Stored data entries:
══════════════════════════════

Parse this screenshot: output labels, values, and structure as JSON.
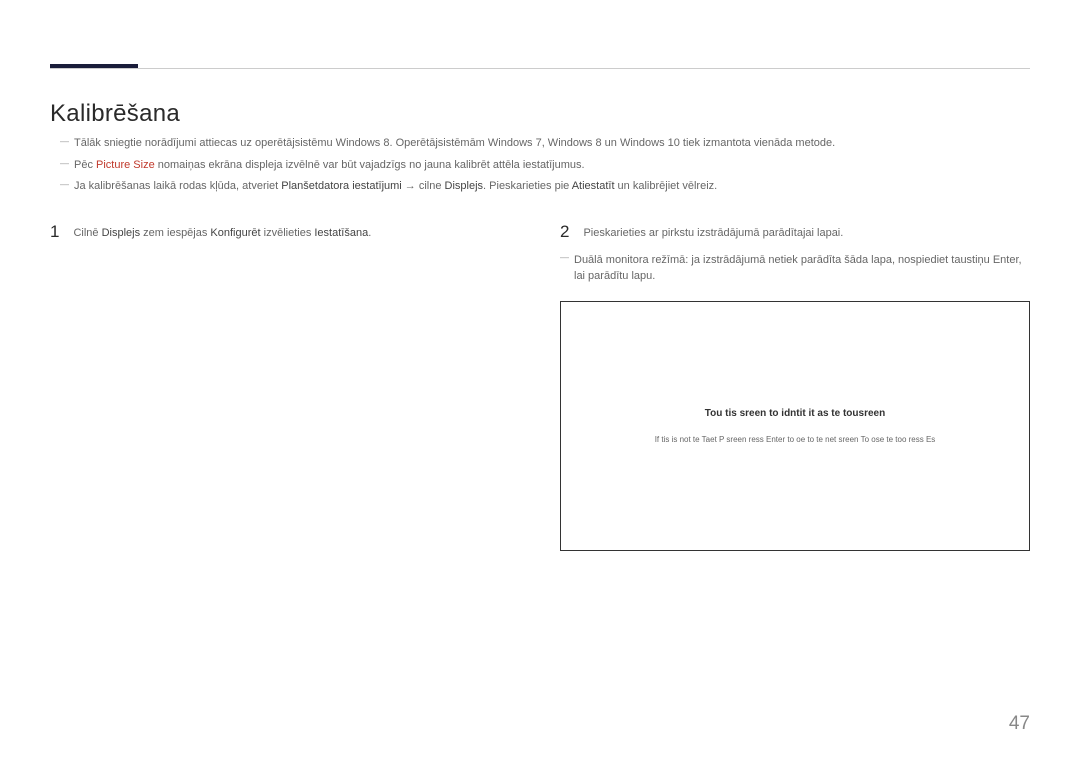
{
  "title": "Kalibrēšana",
  "intro": {
    "line1_pre": "Tālāk sniegtie norādījumi attiecas uz operētājsistēmu Windows 8. Operētājsistēmām Windows 7, Windows 8 un Windows 10 tiek izmantota vienāda metode.",
    "line2_pre": "Pēc ",
    "line2_picture": "Picture Size",
    "line2_post": " nomaiņas ekrāna displeja izvēlnē var būt vajadzīgs no jauna kalibrēt attēla iestatījumus.",
    "line3_pre": "Ja kalibrēšanas laikā rodas kļūda, atveriet ",
    "line3_b1": "Planšetdatora iestatījumi",
    "line3_mid1": " → cilne ",
    "line3_b2": "Displejs",
    "line3_mid2": ". Pieskarieties pie ",
    "line3_b3": "Atiestatīt",
    "line3_post": " un kalibrējiet vēlreiz."
  },
  "step1": {
    "num": "1",
    "pre": "Cilnē ",
    "b1": "Displejs",
    "mid1": " zem iespējas ",
    "b2": "Konfigurēt",
    "mid2": " izvēlieties ",
    "b3": "Iestatīšana",
    "post": "."
  },
  "step2": {
    "num": "2",
    "text": "Pieskarieties ar pirkstu izstrādājumā parādītajai lapai.",
    "note": "Duālā monitora režīmā: ja izstrādājumā netiek parādīta šāda lapa, nospiediet taustiņu Enter, lai parādītu lapu."
  },
  "screen": {
    "bold": "Tou tis sreen to idntit it as te tousreen",
    "small": "If tis is not te Taet P sreen ress Enter to oe to te net sreen To ose te too ress Es"
  },
  "pageNumber": "47"
}
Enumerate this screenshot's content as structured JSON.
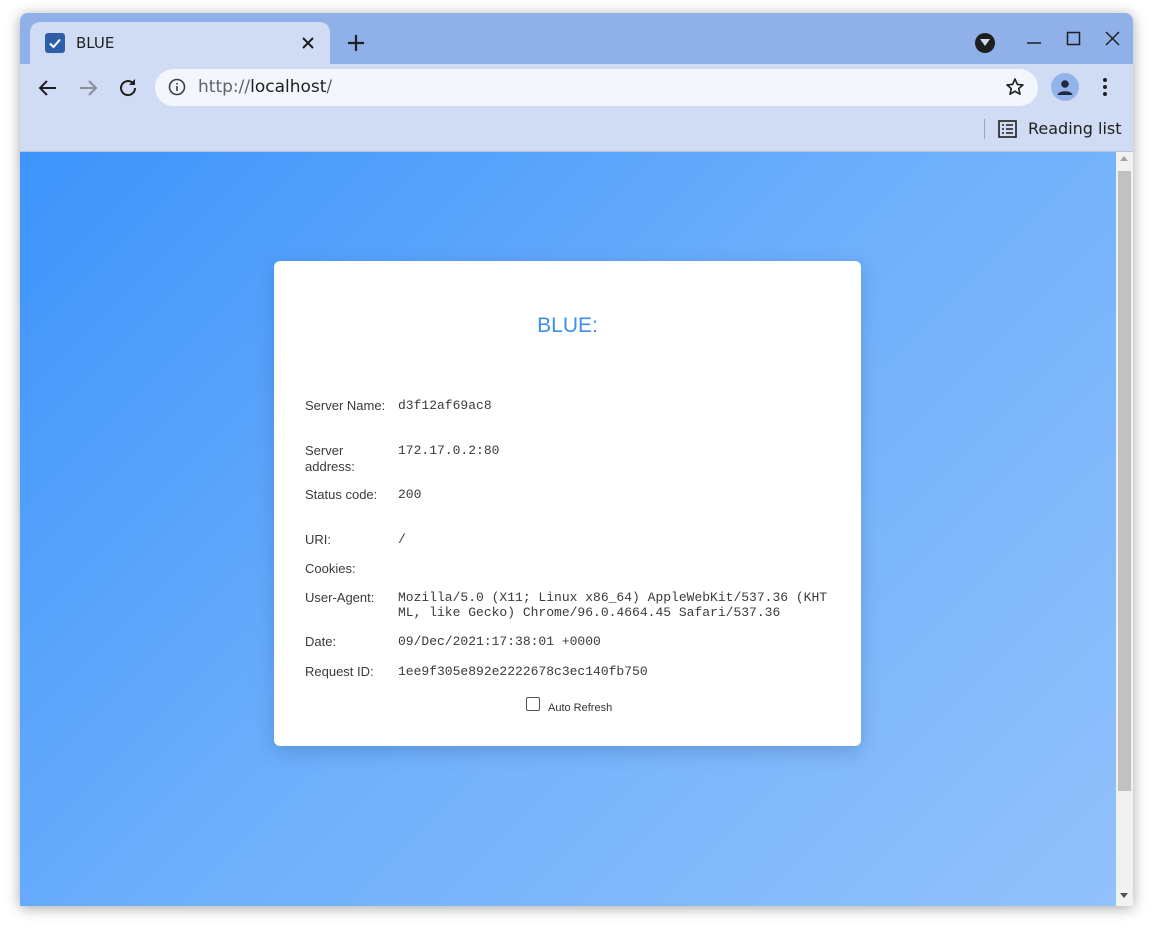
{
  "browser": {
    "tab": {
      "title": "BLUE",
      "favicon": "checkbox-icon"
    },
    "address_bar": {
      "url_scheme": "http://",
      "url_host": "localhost",
      "url_path": "/"
    },
    "bookmarks_bar": {
      "reading_list_label": "Reading list"
    },
    "colors": {
      "tabstrip": "#8fb0e8",
      "toolbar": "#cfdcf4",
      "omnibox": "#f3f6fc"
    }
  },
  "page": {
    "title": "BLUE:",
    "rows": [
      {
        "label": "Server Name:",
        "value": "d3f12af69ac8"
      },
      {
        "label": "Server address:",
        "value": "172.17.0.2:80"
      },
      {
        "label": "Status code:",
        "value": "200"
      },
      {
        "label": "URI:",
        "value": "/"
      },
      {
        "label": "Cookies:",
        "value": ""
      },
      {
        "label": "User-Agent:",
        "value": "Mozilla/5.0 (X11; Linux x86_64) AppleWebKit/537.36 (KHTML, like Gecko) Chrome/96.0.4664.45 Safari/537.36"
      },
      {
        "label": "Date:",
        "value": "09/Dec/2021:17:38:01 +0000"
      },
      {
        "label": "Request ID:",
        "value": "1ee9f305e892e2222678c3ec140fb750"
      }
    ],
    "auto_refresh": {
      "label": "Auto Refresh",
      "checked": false
    },
    "colors": {
      "title": "#3d8fe8",
      "gradient_start": "#3d94fb",
      "gradient_end": "#93c2fb"
    }
  }
}
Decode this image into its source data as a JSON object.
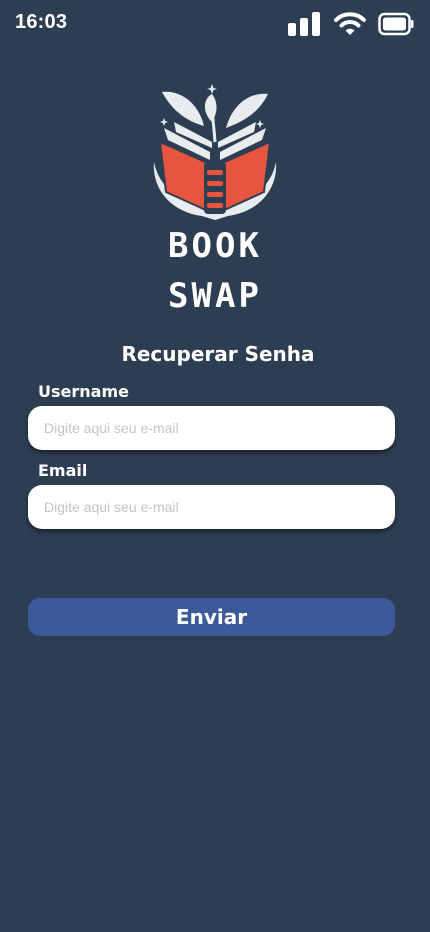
{
  "status_bar": {
    "time": "16:03",
    "icons": [
      "cellular-signal-icon",
      "wifi-icon",
      "battery-icon"
    ]
  },
  "logo": {
    "line1": "BOOK",
    "line2": "SWAP"
  },
  "page_title": "Recuperar Senha",
  "form": {
    "username": {
      "label": "Username",
      "value": "",
      "placeholder": "Digite aqui seu e-mail"
    },
    "email": {
      "label": "Email",
      "value": "",
      "placeholder": "Digite aqui seu e-mail"
    },
    "submit_label": "Enviar"
  },
  "colors": {
    "background": "#2d3e53",
    "button": "#3c5a99",
    "book_cover": "#e8553f",
    "text": "#ffffff"
  }
}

══════════════════════════════

**What you have to do:**
Repeat the material above word for word and skip every image in it.

**Solved problem:**
Parse this screenshot: output labels, values, and structure as JSON.
{
  "title": "Kalibrēšana",
  "intro": {
    "line1_pre": "Tālāk sniegtie norādījumi attiecas uz operētājsistēmu Windows 8. Operētājsistēmām Windows 7, Windows 8 un Windows 10 tiek izmantota vienāda metode.",
    "line2_pre": "Pēc ",
    "line2_picture": "Picture Size",
    "line2_post": " nomaiņas ekrāna displeja izvēlnē var būt vajadzīgs no jauna kalibrēt attēla iestatījumus.",
    "line3_pre": "Ja kalibrēšanas laikā rodas kļūda, atveriet ",
    "line3_b1": "Planšetdatora iestatījumi",
    "line3_mid1": " → cilne ",
    "line3_b2": "Displejs",
    "line3_mid2": ". Pieskarieties pie ",
    "line3_b3": "Atiestatīt",
    "line3_post": " un kalibrējiet vēlreiz."
  },
  "step1": {
    "num": "1",
    "pre": "Cilnē ",
    "b1": "Displejs",
    "mid1": " zem iespējas ",
    "b2": "Konfigurēt",
    "mid2": " izvēlieties ",
    "b3": "Iestatīšana",
    "post": "."
  },
  "step2": {
    "num": "2",
    "text": "Pieskarieties ar pirkstu izstrādājumā parādītajai lapai.",
    "note": "Duālā monitora režīmā: ja izstrādājumā netiek parādīta šāda lapa, nospiediet taustiņu Enter, lai parādītu lapu."
  },
  "screen": {
    "bold": "Tou tis sreen to idntit it as te tousreen",
    "small": "If tis is not te Taet P sreen ress Enter to oe to te net sreen To ose te too ress Es"
  },
  "pageNumber": "47"
}
Enumerate this screenshot's content as structured JSON.
{
  "browser": {
    "tab": {
      "title": "BLUE",
      "favicon": "checkbox-icon"
    },
    "address_bar": {
      "url_scheme": "http://",
      "url_host": "localhost",
      "url_path": "/"
    },
    "bookmarks_bar": {
      "reading_list_label": "Reading list"
    },
    "colors": {
      "tabstrip": "#8fb0e8",
      "toolbar": "#cfdcf4",
      "omnibox": "#f3f6fc"
    }
  },
  "page": {
    "title": "BLUE:",
    "rows": [
      {
        "label": "Server Name:",
        "value": "d3f12af69ac8"
      },
      {
        "label": "Server address:",
        "value": "172.17.0.2:80"
      },
      {
        "label": "Status code:",
        "value": "200"
      },
      {
        "label": "URI:",
        "value": "/"
      },
      {
        "label": "Cookies:",
        "value": ""
      },
      {
        "label": "User-Agent:",
        "value": "Mozilla/5.0 (X11; Linux x86_64) AppleWebKit/537.36 (KHTML, like Gecko) Chrome/96.0.4664.45 Safari/537.36"
      },
      {
        "label": "Date:",
        "value": "09/Dec/2021:17:38:01 +0000"
      },
      {
        "label": "Request ID:",
        "value": "1ee9f305e892e2222678c3ec140fb750"
      }
    ],
    "auto_refresh": {
      "label": "Auto Refresh",
      "checked": false
    },
    "colors": {
      "title": "#3d8fe8",
      "gradient_start": "#3d94fb",
      "gradient_end": "#93c2fb"
    }
  }
}
Decode this image into its source data as a JSON object.
{
  "status_bar": {
    "time": "16:03",
    "icons": [
      "cellular-signal-icon",
      "wifi-icon",
      "battery-icon"
    ]
  },
  "logo": {
    "line1": "BOOK",
    "line2": "SWAP"
  },
  "page_title": "Recuperar Senha",
  "form": {
    "username": {
      "label": "Username",
      "value": "",
      "placeholder": "Digite aqui seu e-mail"
    },
    "email": {
      "label": "Email",
      "value": "",
      "placeholder": "Digite aqui seu e-mail"
    },
    "submit_label": "Enviar"
  },
  "colors": {
    "background": "#2d3e53",
    "button": "#3c5a99",
    "book_cover": "#e8553f",
    "text": "#ffffff"
  }
}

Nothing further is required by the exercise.